● Excerpt to read:

※

Jannik Robatsch

Personal information
- Full name: Jannik Thomas Robatsch
- Date of birth: 28 December 2004 (age 21)
- Place of birth: Villach, Austria
- Height: 1.90 m (6 ft 3 in)
- Position: Centre-back

Team information
- Current team: Beveren (on loan from FC St. Pauli)
- Number: 48

Youth career
- 2009–2018: ATUS Velden
- 2018–2019: Wolfsberger AC
- 2019–2020: ATUS Velden
- 2020–2022: Austria Klagenfurt

Senior career*
- Years: Team / Apps / (Gls)
- 2022–2023: Austria Klagenfurt II / 20 / (2)
- 2022–2025: Austria Klagenfurt / 41 / (1)
- 2025–: FC St. Pauli / 0 / (0)
- 2026–: → Beveren (loan) / 1 / (0)

International career^{‡}
- 2025–: Austria U21 / 1 / (0)

= Jannik Robatsch =

Austrian footballer (born 2004)

Jannik Thomas Robatsch (born 28 December 2004) is an Austrian professional footballer who plays as a centre-back for Belgian Pro League club Beveren, on loan from 2. Bundesliga club FC St. Pauli.

※

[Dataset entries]

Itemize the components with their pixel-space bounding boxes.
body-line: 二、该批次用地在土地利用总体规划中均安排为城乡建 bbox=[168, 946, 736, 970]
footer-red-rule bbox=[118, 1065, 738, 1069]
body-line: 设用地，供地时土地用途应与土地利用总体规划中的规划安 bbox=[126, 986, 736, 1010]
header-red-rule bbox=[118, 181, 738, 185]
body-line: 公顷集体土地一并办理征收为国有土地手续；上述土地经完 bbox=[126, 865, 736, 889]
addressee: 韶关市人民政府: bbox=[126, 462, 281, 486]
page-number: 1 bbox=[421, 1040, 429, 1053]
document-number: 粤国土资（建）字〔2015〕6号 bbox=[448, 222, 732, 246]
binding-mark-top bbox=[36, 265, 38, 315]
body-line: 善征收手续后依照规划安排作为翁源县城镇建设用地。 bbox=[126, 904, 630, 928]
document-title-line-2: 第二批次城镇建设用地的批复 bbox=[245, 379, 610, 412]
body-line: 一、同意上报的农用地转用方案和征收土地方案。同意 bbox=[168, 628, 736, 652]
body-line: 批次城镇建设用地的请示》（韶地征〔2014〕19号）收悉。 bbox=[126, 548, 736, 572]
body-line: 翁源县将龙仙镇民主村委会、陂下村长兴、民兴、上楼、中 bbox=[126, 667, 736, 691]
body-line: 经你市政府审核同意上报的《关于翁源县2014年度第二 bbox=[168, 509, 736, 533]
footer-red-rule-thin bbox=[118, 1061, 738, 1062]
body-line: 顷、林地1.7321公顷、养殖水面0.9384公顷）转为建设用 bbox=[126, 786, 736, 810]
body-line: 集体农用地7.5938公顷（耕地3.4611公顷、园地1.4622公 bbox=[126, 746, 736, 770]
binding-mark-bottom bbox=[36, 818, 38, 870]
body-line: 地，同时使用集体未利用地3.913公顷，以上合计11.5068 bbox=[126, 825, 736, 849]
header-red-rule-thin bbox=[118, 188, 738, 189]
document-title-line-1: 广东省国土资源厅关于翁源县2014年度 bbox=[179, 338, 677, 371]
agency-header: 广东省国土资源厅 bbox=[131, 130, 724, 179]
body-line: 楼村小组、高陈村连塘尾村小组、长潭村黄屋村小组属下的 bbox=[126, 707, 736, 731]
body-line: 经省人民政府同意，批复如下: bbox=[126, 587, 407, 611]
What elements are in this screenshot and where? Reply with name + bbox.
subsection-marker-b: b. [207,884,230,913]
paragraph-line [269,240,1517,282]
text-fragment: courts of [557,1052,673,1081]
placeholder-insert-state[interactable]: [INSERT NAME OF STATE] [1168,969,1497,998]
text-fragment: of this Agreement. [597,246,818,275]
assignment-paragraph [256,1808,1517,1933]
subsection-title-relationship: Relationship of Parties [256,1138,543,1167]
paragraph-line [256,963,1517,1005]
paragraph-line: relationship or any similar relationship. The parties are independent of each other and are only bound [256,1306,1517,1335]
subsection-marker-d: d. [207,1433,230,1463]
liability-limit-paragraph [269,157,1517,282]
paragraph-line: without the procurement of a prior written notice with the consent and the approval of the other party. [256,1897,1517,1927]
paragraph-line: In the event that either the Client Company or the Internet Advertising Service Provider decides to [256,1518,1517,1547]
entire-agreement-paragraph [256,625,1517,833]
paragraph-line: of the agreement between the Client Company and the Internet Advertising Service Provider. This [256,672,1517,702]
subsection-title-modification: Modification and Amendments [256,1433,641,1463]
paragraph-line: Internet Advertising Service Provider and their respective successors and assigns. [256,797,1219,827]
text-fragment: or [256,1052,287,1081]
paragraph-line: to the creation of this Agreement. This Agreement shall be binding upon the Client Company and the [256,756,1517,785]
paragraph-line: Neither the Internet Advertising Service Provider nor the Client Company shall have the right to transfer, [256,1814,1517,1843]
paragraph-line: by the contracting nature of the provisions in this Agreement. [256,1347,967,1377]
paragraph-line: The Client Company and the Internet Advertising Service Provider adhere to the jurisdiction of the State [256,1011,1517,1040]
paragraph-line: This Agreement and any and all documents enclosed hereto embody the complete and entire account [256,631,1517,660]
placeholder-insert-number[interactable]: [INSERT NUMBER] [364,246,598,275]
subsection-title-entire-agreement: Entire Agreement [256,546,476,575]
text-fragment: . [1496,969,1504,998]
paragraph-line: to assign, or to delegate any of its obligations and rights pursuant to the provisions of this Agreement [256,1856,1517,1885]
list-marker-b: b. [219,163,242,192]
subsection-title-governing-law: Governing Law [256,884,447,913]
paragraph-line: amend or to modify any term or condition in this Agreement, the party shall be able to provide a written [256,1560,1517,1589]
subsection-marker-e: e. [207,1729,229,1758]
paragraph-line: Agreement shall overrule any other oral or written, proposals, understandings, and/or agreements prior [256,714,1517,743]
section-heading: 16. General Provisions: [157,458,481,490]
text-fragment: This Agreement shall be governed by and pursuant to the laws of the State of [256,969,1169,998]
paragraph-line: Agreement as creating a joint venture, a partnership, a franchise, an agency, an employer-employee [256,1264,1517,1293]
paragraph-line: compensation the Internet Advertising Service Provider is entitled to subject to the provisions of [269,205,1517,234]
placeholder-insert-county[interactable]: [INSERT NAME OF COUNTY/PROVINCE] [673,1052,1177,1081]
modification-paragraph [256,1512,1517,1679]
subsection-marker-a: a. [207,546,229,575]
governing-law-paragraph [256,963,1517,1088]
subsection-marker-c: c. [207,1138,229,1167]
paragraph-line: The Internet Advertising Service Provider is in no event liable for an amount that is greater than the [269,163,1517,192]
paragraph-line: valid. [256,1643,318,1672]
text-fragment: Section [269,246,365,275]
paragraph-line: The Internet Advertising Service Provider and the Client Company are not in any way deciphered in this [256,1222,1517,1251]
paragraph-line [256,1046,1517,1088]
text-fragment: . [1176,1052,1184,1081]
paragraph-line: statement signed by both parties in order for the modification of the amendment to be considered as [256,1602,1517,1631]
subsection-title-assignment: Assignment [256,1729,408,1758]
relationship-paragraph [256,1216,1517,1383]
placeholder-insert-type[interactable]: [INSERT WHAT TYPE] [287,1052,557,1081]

※

● How to complete this task: Reproduce the full Jannik Robatsch profile word for word, with no changes.

● Answer for the task:
Jannik Robatsch

Personal information
- Full name: Jannik Thomas Robatsch
- Date of birth: 28 December 2004 (age 21)
- Place of birth: Villach, Austria
- Height: 1.90 m (6 ft 3 in)
- Position: Centre-back

Team information
- Current team: Beveren (on loan from FC St. Pauli)
- Number: 48

Youth career
- 2009–2018: ATUS Velden
- 2018–2019: Wolfsberger AC
- 2019–2020: ATUS Velden
- 2020–2022: Austria Klagenfurt

Senior career*
- Years: Team / Apps / (Gls)
- 2022–2023: Austria Klagenfurt II / 20 / (2)
- 2022–2025: Austria Klagenfurt / 41 / (1)
- 2025–: FC St. Pauli / 0 / (0)
- 2026–: → Beveren (loan) / 1 / (0)

International career^{‡}
- 2025–: Austria U21 / 1 / (0)

= Jannik Robatsch =

Austrian footballer (born 2004)

Jannik Thomas Robatsch (born 28 December 2004) is an Austrian professional footballer who plays as a centre-back for Belgian Pro League club Beveren, on loan from 2. Bundesliga club FC St. Pauli.